WHAT YOU WILL DO — Make an exact copy of the listing below.

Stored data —
#####

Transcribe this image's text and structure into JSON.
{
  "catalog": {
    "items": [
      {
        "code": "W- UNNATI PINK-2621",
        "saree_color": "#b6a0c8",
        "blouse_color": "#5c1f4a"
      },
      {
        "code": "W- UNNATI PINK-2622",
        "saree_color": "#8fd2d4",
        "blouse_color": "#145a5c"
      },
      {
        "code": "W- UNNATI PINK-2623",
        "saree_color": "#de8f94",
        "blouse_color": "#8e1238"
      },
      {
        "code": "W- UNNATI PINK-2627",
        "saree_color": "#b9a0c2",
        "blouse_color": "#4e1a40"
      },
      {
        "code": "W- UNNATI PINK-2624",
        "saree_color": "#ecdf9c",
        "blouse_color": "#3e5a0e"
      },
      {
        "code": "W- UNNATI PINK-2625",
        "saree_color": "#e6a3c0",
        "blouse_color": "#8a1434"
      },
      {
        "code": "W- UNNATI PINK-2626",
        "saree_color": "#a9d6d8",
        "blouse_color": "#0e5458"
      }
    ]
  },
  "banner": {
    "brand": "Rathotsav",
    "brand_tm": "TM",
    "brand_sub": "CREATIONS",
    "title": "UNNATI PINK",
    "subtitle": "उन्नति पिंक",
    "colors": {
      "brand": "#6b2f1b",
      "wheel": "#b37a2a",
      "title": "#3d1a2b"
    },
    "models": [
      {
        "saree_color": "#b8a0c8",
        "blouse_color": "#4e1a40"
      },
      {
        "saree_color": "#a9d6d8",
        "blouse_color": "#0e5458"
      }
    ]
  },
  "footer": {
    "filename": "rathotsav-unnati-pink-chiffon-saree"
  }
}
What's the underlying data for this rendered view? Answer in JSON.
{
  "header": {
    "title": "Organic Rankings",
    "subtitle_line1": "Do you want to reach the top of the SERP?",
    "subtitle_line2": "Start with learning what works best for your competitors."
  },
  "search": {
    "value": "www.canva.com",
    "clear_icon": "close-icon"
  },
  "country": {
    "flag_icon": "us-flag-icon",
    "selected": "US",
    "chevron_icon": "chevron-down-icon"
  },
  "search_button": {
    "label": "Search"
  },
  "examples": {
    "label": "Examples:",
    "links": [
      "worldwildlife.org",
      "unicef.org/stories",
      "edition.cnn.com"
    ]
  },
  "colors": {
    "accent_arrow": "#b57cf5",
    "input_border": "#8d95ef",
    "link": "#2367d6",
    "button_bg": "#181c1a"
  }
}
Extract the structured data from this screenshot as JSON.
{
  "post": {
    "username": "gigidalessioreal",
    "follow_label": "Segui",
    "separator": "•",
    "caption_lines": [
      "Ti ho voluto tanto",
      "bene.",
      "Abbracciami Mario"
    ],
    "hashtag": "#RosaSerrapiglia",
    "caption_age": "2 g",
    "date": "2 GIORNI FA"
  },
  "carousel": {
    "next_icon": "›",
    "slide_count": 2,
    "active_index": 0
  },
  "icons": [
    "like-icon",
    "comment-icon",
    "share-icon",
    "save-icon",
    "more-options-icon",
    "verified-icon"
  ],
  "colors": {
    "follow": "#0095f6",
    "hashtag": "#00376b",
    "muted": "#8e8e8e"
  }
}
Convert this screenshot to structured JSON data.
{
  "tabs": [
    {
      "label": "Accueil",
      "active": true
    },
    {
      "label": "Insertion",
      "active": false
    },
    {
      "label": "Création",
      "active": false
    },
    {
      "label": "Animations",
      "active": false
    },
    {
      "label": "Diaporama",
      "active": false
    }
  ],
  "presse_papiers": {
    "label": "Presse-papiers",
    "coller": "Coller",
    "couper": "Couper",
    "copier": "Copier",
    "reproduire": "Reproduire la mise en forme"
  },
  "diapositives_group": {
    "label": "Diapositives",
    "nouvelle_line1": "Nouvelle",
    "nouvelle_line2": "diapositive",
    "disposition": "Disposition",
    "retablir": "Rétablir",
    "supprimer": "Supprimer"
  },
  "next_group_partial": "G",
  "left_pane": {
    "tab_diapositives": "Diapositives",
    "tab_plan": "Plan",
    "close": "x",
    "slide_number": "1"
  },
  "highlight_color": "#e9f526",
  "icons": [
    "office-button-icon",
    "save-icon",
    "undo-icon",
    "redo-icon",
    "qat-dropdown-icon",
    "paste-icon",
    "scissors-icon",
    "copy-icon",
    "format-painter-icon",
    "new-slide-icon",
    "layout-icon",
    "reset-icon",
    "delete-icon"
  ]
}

#####

SOLUTION TO THIS TASK —
Transcribe this image's text and structure into JSON.
{
  "catalog": {
    "items": [
      {
        "code": "W- UNNATI PINK-2621",
        "saree_color": "#b6a0c8",
        "blouse_color": "#5c1f4a"
      },
      {
        "code": "W- UNNATI PINK-2622",
        "saree_color": "#8fd2d4",
        "blouse_color": "#145a5c"
      },
      {
        "code": "W- UNNATI PINK-2623",
        "saree_color": "#de8f94",
        "blouse_color": "#8e1238"
      },
      {
        "code": "W- UNNATI PINK-2627",
        "saree_color": "#b9a0c2",
        "blouse_color": "#4e1a40"
      },
      {
        "code": "W- UNNATI PINK-2624",
        "saree_color": "#ecdf9c",
        "blouse_color": "#3e5a0e"
      },
      {
        "code": "W- UNNATI PINK-2625",
        "saree_color": "#e6a3c0",
        "blouse_color": "#8a1434"
      },
      {
        "code": "W- UNNATI PINK-2626",
        "saree_color": "#a9d6d8",
        "blouse_color": "#0e5458"
      }
    ]
  },
  "banner": {
    "brand": "Rathotsav",
    "brand_tm": "TM",
    "brand_sub": "CREATIONS",
    "title": "UNNATI PINK",
    "subtitle": "उन्नति पिंक",
    "colors": {
      "brand": "#6b2f1b",
      "wheel": "#b37a2a",
      "title": "#3d1a2b"
    },
    "models": [
      {
        "saree_color": "#b8a0c8",
        "blouse_color": "#4e1a40"
      },
      {
        "saree_color": "#a9d6d8",
        "blouse_color": "#0e5458"
      }
    ]
  },
  "footer": {
    "filename": "rathotsav-unnati-pink-chiffon-saree"
  }
}
What's the underlying data for this rendered view? Answer in JSON.
{
  "header": {
    "title": "Organic Rankings",
    "subtitle_line1": "Do you want to reach the top of the SERP?",
    "subtitle_line2": "Start with learning what works best for your competitors."
  },
  "search": {
    "value": "www.canva.com",
    "clear_icon": "close-icon"
  },
  "country": {
    "flag_icon": "us-flag-icon",
    "selected": "US",
    "chevron_icon": "chevron-down-icon"
  },
  "search_button": {
    "label": "Search"
  },
  "examples": {
    "label": "Examples:",
    "links": [
      "worldwildlife.org",
      "unicef.org/stories",
      "edition.cnn.com"
    ]
  },
  "colors": {
    "accent_arrow": "#b57cf5",
    "input_border": "#8d95ef",
    "link": "#2367d6",
    "button_bg": "#181c1a"
  }
}
Extract the structured data from this screenshot as JSON.
{
  "post": {
    "username": "gigidalessioreal",
    "follow_label": "Segui",
    "separator": "•",
    "caption_lines": [
      "Ti ho voluto tanto",
      "bene.",
      "Abbracciami Mario"
    ],
    "hashtag": "#RosaSerrapiglia",
    "caption_age": "2 g",
    "date": "2 GIORNI FA"
  },
  "carousel": {
    "next_icon": "›",
    "slide_count": 2,
    "active_index": 0
  },
  "icons": [
    "like-icon",
    "comment-icon",
    "share-icon",
    "save-icon",
    "more-options-icon",
    "verified-icon"
  ],
  "colors": {
    "follow": "#0095f6",
    "hashtag": "#00376b",
    "muted": "#8e8e8e"
  }
}
Convert this screenshot to structured JSON data.
{
  "tabs": [
    {
      "label": "Accueil",
      "active": true
    },
    {
      "label": "Insertion",
      "active": false
    },
    {
      "label": "Création",
      "active": false
    },
    {
      "label": "Animations",
      "active": false
    },
    {
      "label": "Diaporama",
      "active": false
    }
  ],
  "presse_papiers": {
    "label": "Presse-papiers",
    "coller": "Coller",
    "couper": "Couper",
    "copier": "Copier",
    "reproduire": "Reproduire la mise en forme"
  },
  "diapositives_group": {
    "label": "Diapositives",
    "nouvelle_line1": "Nouvelle",
    "nouvelle_line2": "diapositive",
    "disposition": "Disposition",
    "retablir": "Rétablir",
    "supprimer": "Supprimer"
  },
  "next_group_partial": "G",
  "left_pane": {
    "tab_diapositives": "Diapositives",
    "tab_plan": "Plan",
    "close": "x",
    "slide_number": "1"
  },
  "highlight_color": "#e9f526",
  "icons": [
    "office-button-icon",
    "save-icon",
    "undo-icon",
    "redo-icon",
    "qat-dropdown-icon",
    "paste-icon",
    "scissors-icon",
    "copy-icon",
    "format-painter-icon",
    "new-slide-icon",
    "layout-icon",
    "reset-icon",
    "delete-icon"
  ]
}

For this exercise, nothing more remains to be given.